## YOUR GOAL
Write the entries below out again exactly; any picture in them stays out.
***** DATA TO USE *****
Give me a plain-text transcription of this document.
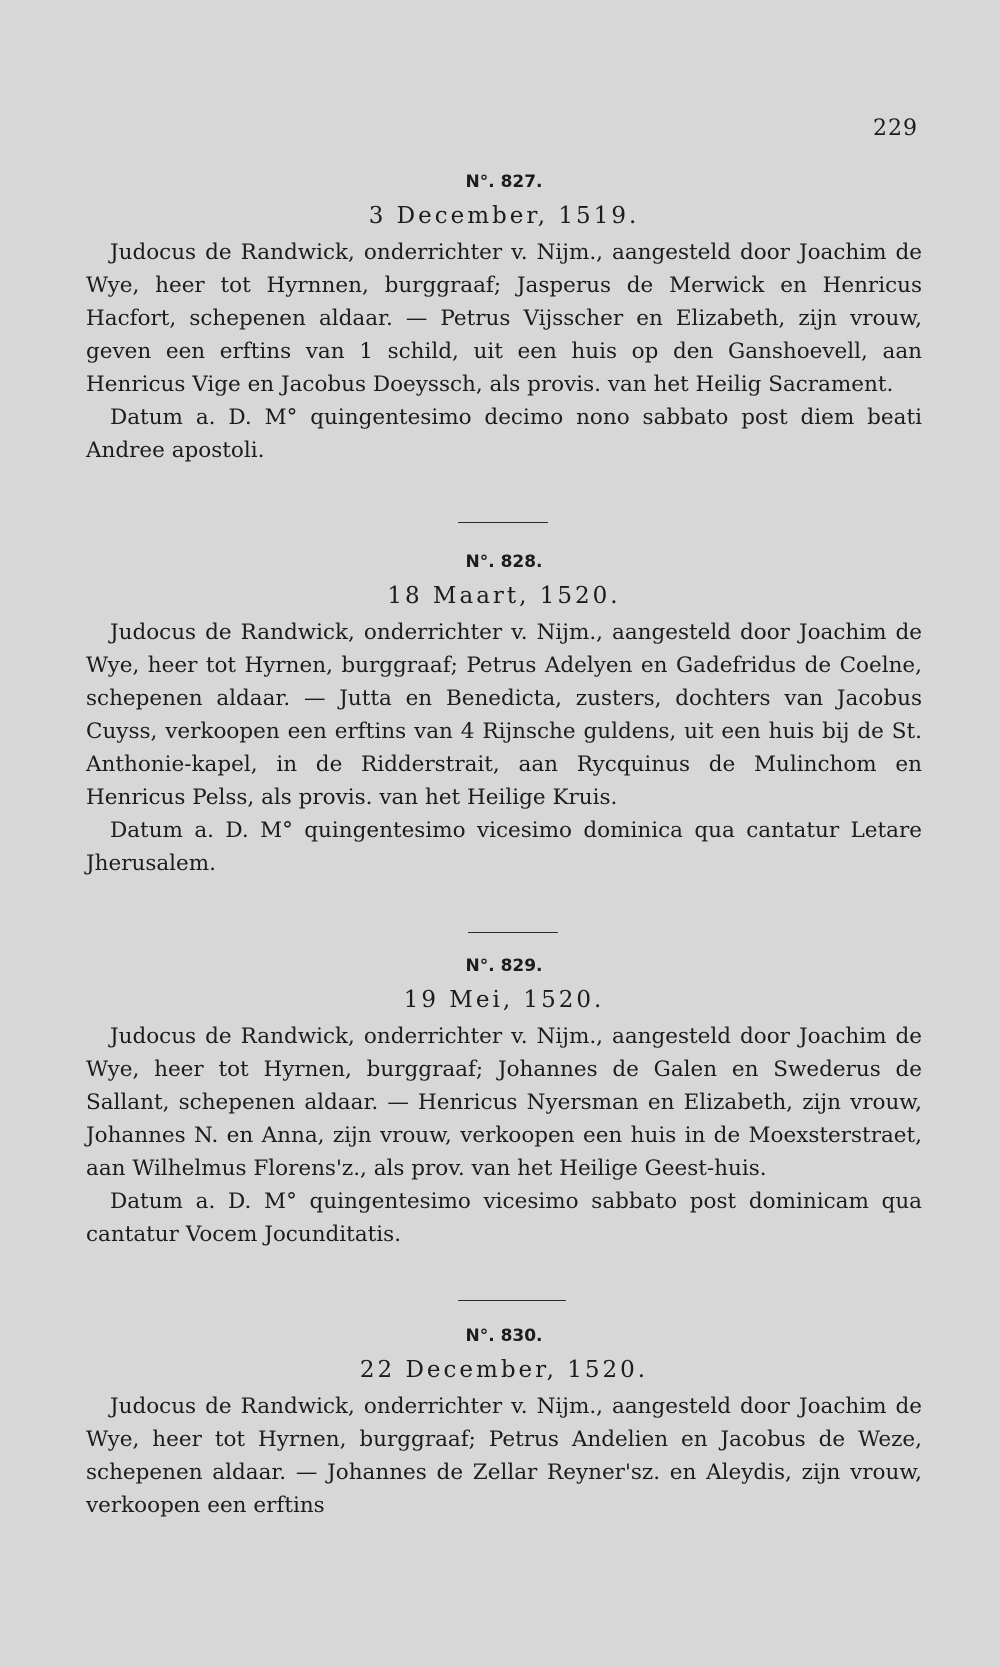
229
N°. 827.
3 December, 1519.

Judocus de Randwick, onderrichter v. Nijm., aangesteld door Joachim de Wye, heer tot Hyrnnen, burggraaf; Jasperus de Merwick en Henricus Hacfort, schepenen aldaar. — Petrus Vijsscher en Elizabeth, zijn vrouw, geven een erftins van 1 schild, uit een huis op den Ganshoevell, aan Henricus Vige en Jacobus Doeyssch, als provis. van het Heilig Sacrament.

Datum a. D. M° quingentesimo decimo nono sabbato post diem beati Andree apostoli.

N°. 828.
18 Maart, 1520.

Judocus de Randwick, onderrichter v. Nijm., aangesteld door Joachim de Wye, heer tot Hyrnen, burggraaf; Petrus Adelyen en Gadefridus de Coelne, schepenen aldaar. — Jutta en Benedicta, zusters, dochters van Jacobus Cuyss, verkoopen een erftins van 4 Rijnsche guldens, uit een huis bij de St. Anthonie-kapel, in de Ridderstrait, aan Rycquinus de Mulinchom en Henricus Pelss, als provis. van het Heilige Kruis.

Datum a. D. M° quingentesimo vicesimo dominica qua cantatur Letare Jherusalem.

N°. 829.
19 Mei, 1520.

Judocus de Randwick, onderrichter v. Nijm., aangesteld door Joachim de Wye, heer tot Hyrnen, burggraaf; Johannes de Galen en Swederus de Sallant, schepenen aldaar. — Henricus Nyersman en Elizabeth, zijn vrouw, Johannes N. en Anna, zijn vrouw, verkoopen een huis in de Moexsterstraet, aan Wilhelmus Florens'z., als prov. van het Heilige Geest-huis.

Datum a. D. M° quingentesimo vicesimo sabbato post dominicam qua cantatur Vocem Jocunditatis.

N°. 830.
22 December, 1520.

Judocus de Randwick, onderrichter v. Nijm., aangesteld door Joachim de Wye, heer tot Hyrnen, burggraaf; Petrus Andelien en Jacobus de Weze, schepenen aldaar. — Johannes de Zellar Reyner'sz. en Aleydis, zijn vrouw, verkoopen een erftins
*****
## ANSWER FOR THIS EXERCISE
Give me a plain-text transcription of this document.
229
N°. 827.
3 December, 1519.

Judocus de Randwick, onderrichter v. Nijm., aangesteld door Joachim de Wye, heer tot Hyrnnen, burggraaf; Jasperus de Merwick en Henricus Hacfort, schepenen aldaar. — Petrus Vijsscher en Elizabeth, zijn vrouw, geven een erftins van 1 schild, uit een huis op den Ganshoevell, aan Henricus Vige en Jacobus Doeyssch, als provis. van het Heilig Sacrament.

Datum a. D. M° quingentesimo decimo nono sabbato post diem beati Andree apostoli.

N°. 828.
18 Maart, 1520.

Judocus de Randwick, onderrichter v. Nijm., aangesteld door Joachim de Wye, heer tot Hyrnen, burggraaf; Petrus Adelyen en Gadefridus de Coelne, schepenen aldaar. — Jutta en Benedicta, zusters, dochters van Jacobus Cuyss, verkoopen een erftins van 4 Rijnsche guldens, uit een huis bij de St. Anthonie-kapel, in de Ridderstrait, aan Rycquinus de Mulinchom en Henricus Pelss, als provis. van het Heilige Kruis.

Datum a. D. M° quingentesimo vicesimo dominica qua cantatur Letare Jherusalem.

N°. 829.
19 Mei, 1520.

Judocus de Randwick, onderrichter v. Nijm., aangesteld door Joachim de Wye, heer tot Hyrnen, burggraaf; Johannes de Galen en Swederus de Sallant, schepenen aldaar. — Henricus Nyersman en Elizabeth, zijn vrouw, Johannes N. en Anna, zijn vrouw, verkoopen een huis in de Moexsterstraet, aan Wilhelmus Florens'z., als prov. van het Heilige Geest-huis.

Datum a. D. M° quingentesimo vicesimo sabbato post dominicam qua cantatur Vocem Jocunditatis.

N°. 830.
22 December, 1520.

Judocus de Randwick, onderrichter v. Nijm., aangesteld door Joachim de Wye, heer tot Hyrnen, burggraaf; Petrus Andelien en Jacobus de Weze, schepenen aldaar. — Johannes de Zellar Reyner'sz. en Aleydis, zijn vrouw, verkoopen een erftins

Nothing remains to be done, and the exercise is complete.